### [Extracted records]

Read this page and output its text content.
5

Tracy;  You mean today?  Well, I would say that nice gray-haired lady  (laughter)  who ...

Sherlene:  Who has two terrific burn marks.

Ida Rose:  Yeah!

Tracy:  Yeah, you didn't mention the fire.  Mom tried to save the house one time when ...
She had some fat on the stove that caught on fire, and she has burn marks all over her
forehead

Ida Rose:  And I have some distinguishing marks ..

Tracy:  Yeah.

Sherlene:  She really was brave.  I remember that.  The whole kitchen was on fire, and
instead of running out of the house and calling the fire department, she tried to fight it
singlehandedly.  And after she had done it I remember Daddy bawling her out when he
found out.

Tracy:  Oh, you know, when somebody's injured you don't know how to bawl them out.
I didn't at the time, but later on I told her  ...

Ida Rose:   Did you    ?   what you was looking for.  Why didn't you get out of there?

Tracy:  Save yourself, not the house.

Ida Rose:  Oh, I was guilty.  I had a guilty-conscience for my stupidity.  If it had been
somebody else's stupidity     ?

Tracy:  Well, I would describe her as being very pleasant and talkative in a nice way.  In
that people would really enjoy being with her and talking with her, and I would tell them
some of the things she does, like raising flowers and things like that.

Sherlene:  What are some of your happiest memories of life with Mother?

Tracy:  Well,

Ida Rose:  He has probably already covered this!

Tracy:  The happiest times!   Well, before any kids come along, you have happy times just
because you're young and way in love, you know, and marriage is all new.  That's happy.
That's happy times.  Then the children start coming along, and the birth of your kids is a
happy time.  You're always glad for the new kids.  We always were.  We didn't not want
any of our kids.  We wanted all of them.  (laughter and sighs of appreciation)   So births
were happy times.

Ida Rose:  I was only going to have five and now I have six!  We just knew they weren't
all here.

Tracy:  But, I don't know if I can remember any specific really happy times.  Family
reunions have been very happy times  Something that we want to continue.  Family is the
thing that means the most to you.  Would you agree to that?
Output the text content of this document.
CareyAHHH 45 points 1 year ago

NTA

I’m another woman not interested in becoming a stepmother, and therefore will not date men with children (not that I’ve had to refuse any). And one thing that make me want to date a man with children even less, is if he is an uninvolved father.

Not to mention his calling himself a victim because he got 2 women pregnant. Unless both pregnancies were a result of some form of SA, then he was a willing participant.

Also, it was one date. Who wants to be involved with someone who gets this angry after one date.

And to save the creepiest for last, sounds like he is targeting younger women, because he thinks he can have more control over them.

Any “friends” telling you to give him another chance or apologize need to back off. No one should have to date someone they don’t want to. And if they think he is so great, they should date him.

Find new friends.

### [Exercise]
Your task is to repeat the data exactly; please include every line.

### [Exercise solution]
Read this page and output its text content.
5

Tracy;  You mean today?  Well, I would say that nice gray-haired lady  (laughter)  who ...

Sherlene:  Who has two terrific burn marks.

Ida Rose:  Yeah!

Tracy:  Yeah, you didn't mention the fire.  Mom tried to save the house one time when ...
She had some fat on the stove that caught on fire, and she has burn marks all over her
forehead

Ida Rose:  And I have some distinguishing marks ..

Tracy:  Yeah.

Sherlene:  She really was brave.  I remember that.  The whole kitchen was on fire, and
instead of running out of the house and calling the fire department, she tried to fight it
singlehandedly.  And after she had done it I remember Daddy bawling her out when he
found out.

Tracy:  Oh, you know, when somebody's injured you don't know how to bawl them out.
I didn't at the time, but later on I told her  ...

Ida Rose:   Did you    ?   what you was looking for.  Why didn't you get out of there?

Tracy:  Save yourself, not the house.

Ida Rose:  Oh, I was guilty.  I had a guilty-conscience for my stupidity.  If it had been
somebody else's stupidity     ?

Tracy:  Well, I would describe her as being very pleasant and talkative in a nice way.  In
that people would really enjoy being with her and talking with her, and I would tell them
some of the things she does, like raising flowers and things like that.

Sherlene:  What are some of your happiest memories of life with Mother?

Tracy:  Well,

Ida Rose:  He has probably already covered this!

Tracy:  The happiest times!   Well, before any kids come along, you have happy times just
because you're young and way in love, you know, and marriage is all new.  That's happy.
That's happy times.  Then the children start coming along, and the birth of your kids is a
happy time.  You're always glad for the new kids.  We always were.  We didn't not want
any of our kids.  We wanted all of them.  (laughter and sighs of appreciation)   So births
were happy times.

Ida Rose:  I was only going to have five and now I have six!  We just knew they weren't
all here.

Tracy:  But, I don't know if I can remember any specific really happy times.  Family
reunions have been very happy times  Something that we want to continue.  Family is the
thing that means the most to you.  Would you agree to that?
Output the text content of this document.
CareyAHHH 45 points 1 year ago

NTA

I’m another woman not interested in becoming a stepmother, and therefore will not date men with children (not that I’ve had to refuse any). And one thing that make me want to date a man with children even less, is if he is an uninvolved father.

Not to mention his calling himself a victim because he got 2 women pregnant. Unless both pregnancies were a result of some form of SA, then he was a willing participant.

Also, it was one date. Who wants to be involved with someone who gets this angry after one date.

And to save the creepiest for last, sounds like he is targeting younger women, because he thinks he can have more control over them.

Any “friends” telling you to give him another chance or apologize need to back off. No one should have to date someone they don’t want to. And if they think he is so great, they should date him.

Find new friends.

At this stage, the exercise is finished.